> Dataset
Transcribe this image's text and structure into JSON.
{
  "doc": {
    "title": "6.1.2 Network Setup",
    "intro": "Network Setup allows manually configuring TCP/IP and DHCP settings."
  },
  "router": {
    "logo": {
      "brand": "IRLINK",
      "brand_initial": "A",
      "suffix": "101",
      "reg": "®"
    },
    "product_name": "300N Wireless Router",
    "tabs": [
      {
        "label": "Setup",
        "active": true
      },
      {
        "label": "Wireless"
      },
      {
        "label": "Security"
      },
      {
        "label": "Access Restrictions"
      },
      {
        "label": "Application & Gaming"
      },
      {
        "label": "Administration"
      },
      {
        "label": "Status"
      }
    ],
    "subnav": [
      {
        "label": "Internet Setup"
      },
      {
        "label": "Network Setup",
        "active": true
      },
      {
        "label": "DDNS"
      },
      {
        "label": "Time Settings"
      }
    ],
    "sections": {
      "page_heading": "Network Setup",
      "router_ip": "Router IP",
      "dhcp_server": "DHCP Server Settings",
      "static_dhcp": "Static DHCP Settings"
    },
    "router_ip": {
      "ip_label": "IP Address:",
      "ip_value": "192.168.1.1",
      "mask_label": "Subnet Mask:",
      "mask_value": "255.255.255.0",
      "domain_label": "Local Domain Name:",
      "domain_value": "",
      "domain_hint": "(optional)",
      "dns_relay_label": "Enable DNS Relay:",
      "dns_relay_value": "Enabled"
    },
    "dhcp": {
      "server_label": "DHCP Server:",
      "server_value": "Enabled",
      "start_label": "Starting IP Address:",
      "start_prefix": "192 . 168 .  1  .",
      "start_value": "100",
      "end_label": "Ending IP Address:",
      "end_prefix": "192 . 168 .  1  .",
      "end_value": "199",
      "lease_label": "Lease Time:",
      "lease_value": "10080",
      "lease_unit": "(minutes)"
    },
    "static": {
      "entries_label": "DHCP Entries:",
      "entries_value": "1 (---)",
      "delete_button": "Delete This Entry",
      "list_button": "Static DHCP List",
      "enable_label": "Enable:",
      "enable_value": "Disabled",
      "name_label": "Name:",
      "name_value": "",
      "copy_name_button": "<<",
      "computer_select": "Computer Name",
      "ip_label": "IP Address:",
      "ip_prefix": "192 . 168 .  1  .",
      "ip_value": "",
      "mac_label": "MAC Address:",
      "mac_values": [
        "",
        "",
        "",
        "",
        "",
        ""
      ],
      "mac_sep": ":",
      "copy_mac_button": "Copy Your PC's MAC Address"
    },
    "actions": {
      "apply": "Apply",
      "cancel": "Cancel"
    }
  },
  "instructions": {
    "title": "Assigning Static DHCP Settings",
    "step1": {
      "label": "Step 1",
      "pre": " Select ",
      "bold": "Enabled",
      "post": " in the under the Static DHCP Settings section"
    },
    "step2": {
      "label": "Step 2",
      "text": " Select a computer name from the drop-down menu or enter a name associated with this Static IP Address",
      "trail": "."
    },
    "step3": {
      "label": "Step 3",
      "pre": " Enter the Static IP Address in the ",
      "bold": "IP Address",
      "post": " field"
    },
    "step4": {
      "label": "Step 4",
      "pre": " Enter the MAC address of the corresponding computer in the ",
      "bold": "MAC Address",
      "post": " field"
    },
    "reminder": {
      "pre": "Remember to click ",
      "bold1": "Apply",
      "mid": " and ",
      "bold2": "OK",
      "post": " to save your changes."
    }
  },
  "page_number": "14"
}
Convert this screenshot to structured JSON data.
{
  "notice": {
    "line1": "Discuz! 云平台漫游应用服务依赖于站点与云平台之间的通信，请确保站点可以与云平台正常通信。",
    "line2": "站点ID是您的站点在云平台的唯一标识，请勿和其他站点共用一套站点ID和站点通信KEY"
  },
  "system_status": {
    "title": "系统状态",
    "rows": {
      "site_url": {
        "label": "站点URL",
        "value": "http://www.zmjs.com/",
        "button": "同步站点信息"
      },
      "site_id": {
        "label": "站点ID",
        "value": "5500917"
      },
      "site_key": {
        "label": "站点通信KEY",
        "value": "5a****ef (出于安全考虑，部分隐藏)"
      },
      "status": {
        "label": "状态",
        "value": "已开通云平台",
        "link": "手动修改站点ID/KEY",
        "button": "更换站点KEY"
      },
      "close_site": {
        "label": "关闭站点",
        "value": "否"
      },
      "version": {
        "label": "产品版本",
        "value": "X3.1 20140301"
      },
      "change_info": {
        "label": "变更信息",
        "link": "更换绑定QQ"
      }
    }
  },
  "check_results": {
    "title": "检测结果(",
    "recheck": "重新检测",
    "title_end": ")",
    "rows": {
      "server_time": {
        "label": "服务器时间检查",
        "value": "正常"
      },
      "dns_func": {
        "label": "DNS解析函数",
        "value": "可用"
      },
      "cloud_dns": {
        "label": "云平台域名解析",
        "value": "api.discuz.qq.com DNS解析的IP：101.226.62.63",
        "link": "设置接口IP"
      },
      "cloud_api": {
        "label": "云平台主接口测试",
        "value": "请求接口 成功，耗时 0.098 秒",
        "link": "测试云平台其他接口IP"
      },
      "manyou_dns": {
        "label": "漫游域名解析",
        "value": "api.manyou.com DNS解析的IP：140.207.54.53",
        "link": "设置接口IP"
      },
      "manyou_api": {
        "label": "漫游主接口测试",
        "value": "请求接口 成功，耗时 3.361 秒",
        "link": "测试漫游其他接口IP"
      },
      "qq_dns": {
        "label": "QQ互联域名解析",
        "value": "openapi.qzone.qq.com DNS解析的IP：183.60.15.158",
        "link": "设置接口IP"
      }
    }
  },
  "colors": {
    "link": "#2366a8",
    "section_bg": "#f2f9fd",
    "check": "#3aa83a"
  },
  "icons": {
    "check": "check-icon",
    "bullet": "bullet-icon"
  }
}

> What the exercise asks
Recopy all the lines exactly as they appear.

> Solution
Transcribe this image's text and structure into JSON.
{
  "doc": {
    "title": "6.1.2 Network Setup",
    "intro": "Network Setup allows manually configuring TCP/IP and DHCP settings."
  },
  "router": {
    "logo": {
      "brand": "IRLINK",
      "brand_initial": "A",
      "suffix": "101",
      "reg": "®"
    },
    "product_name": "300N Wireless Router",
    "tabs": [
      {
        "label": "Setup",
        "active": true
      },
      {
        "label": "Wireless"
      },
      {
        "label": "Security"
      },
      {
        "label": "Access Restrictions"
      },
      {
        "label": "Application & Gaming"
      },
      {
        "label": "Administration"
      },
      {
        "label": "Status"
      }
    ],
    "subnav": [
      {
        "label": "Internet Setup"
      },
      {
        "label": "Network Setup",
        "active": true
      },
      {
        "label": "DDNS"
      },
      {
        "label": "Time Settings"
      }
    ],
    "sections": {
      "page_heading": "Network Setup",
      "router_ip": "Router IP",
      "dhcp_server": "DHCP Server Settings",
      "static_dhcp": "Static DHCP Settings"
    },
    "router_ip": {
      "ip_label": "IP Address:",
      "ip_value": "192.168.1.1",
      "mask_label": "Subnet Mask:",
      "mask_value": "255.255.255.0",
      "domain_label": "Local Domain Name:",
      "domain_value": "",
      "domain_hint": "(optional)",
      "dns_relay_label": "Enable DNS Relay:",
      "dns_relay_value": "Enabled"
    },
    "dhcp": {
      "server_label": "DHCP Server:",
      "server_value": "Enabled",
      "start_label": "Starting IP Address:",
      "start_prefix": "192 . 168 .  1  .",
      "start_value": "100",
      "end_label": "Ending IP Address:",
      "end_prefix": "192 . 168 .  1  .",
      "end_value": "199",
      "lease_label": "Lease Time:",
      "lease_value": "10080",
      "lease_unit": "(minutes)"
    },
    "static": {
      "entries_label": "DHCP Entries:",
      "entries_value": "1 (---)",
      "delete_button": "Delete This Entry",
      "list_button": "Static DHCP List",
      "enable_label": "Enable:",
      "enable_value": "Disabled",
      "name_label": "Name:",
      "name_value": "",
      "copy_name_button": "<<",
      "computer_select": "Computer Name",
      "ip_label": "IP Address:",
      "ip_prefix": "192 . 168 .  1  .",
      "ip_value": "",
      "mac_label": "MAC Address:",
      "mac_values": [
        "",
        "",
        "",
        "",
        "",
        ""
      ],
      "mac_sep": ":",
      "copy_mac_button": "Copy Your PC's MAC Address"
    },
    "actions": {
      "apply": "Apply",
      "cancel": "Cancel"
    }
  },
  "instructions": {
    "title": "Assigning Static DHCP Settings",
    "step1": {
      "label": "Step 1",
      "pre": " Select ",
      "bold": "Enabled",
      "post": " in the under the Static DHCP Settings section"
    },
    "step2": {
      "label": "Step 2",
      "text": " Select a computer name from the drop-down menu or enter a name associated with this Static IP Address",
      "trail": "."
    },
    "step3": {
      "label": "Step 3",
      "pre": " Enter the Static IP Address in the ",
      "bold": "IP Address",
      "post": " field"
    },
    "step4": {
      "label": "Step 4",
      "pre": " Enter the MAC address of the corresponding computer in the ",
      "bold": "MAC Address",
      "post": " field"
    },
    "reminder": {
      "pre": "Remember to click ",
      "bold1": "Apply",
      "mid": " and ",
      "bold2": "OK",
      "post": " to save your changes."
    }
  },
  "page_number": "14"
}
Convert this screenshot to structured JSON data.
{
  "notice": {
    "line1": "Discuz! 云平台漫游应用服务依赖于站点与云平台之间的通信，请确保站点可以与云平台正常通信。",
    "line2": "站点ID是您的站点在云平台的唯一标识，请勿和其他站点共用一套站点ID和站点通信KEY"
  },
  "system_status": {
    "title": "系统状态",
    "rows": {
      "site_url": {
        "label": "站点URL",
        "value": "http://www.zmjs.com/",
        "button": "同步站点信息"
      },
      "site_id": {
        "label": "站点ID",
        "value": "5500917"
      },
      "site_key": {
        "label": "站点通信KEY",
        "value": "5a****ef (出于安全考虑，部分隐藏)"
      },
      "status": {
        "label": "状态",
        "value": "已开通云平台",
        "link": "手动修改站点ID/KEY",
        "button": "更换站点KEY"
      },
      "close_site": {
        "label": "关闭站点",
        "value": "否"
      },
      "version": {
        "label": "产品版本",
        "value": "X3.1 20140301"
      },
      "change_info": {
        "label": "变更信息",
        "link": "更换绑定QQ"
      }
    }
  },
  "check_results": {
    "title": "检测结果(",
    "recheck": "重新检测",
    "title_end": ")",
    "rows": {
      "server_time": {
        "label": "服务器时间检查",
        "value": "正常"
      },
      "dns_func": {
        "label": "DNS解析函数",
        "value": "可用"
      },
      "cloud_dns": {
        "label": "云平台域名解析",
        "value": "api.discuz.qq.com DNS解析的IP：101.226.62.63",
        "link": "设置接口IP"
      },
      "cloud_api": {
        "label": "云平台主接口测试",
        "value": "请求接口 成功，耗时 0.098 秒",
        "link": "测试云平台其他接口IP"
      },
      "manyou_dns": {
        "label": "漫游域名解析",
        "value": "api.manyou.com DNS解析的IP：140.207.54.53",
        "link": "设置接口IP"
      },
      "manyou_api": {
        "label": "漫游主接口测试",
        "value": "请求接口 成功，耗时 3.361 秒",
        "link": "测试漫游其他接口IP"
      },
      "qq_dns": {
        "label": "QQ互联域名解析",
        "value": "openapi.qzone.qq.com DNS解析的IP：183.60.15.158",
        "link": "设置接口IP"
      }
    }
  },
  "colors": {
    "link": "#2366a8",
    "section_bg": "#f2f9fd",
    "check": "#3aa83a"
  },
  "icons": {
    "check": "check-icon",
    "bullet": "bullet-icon"
  }
}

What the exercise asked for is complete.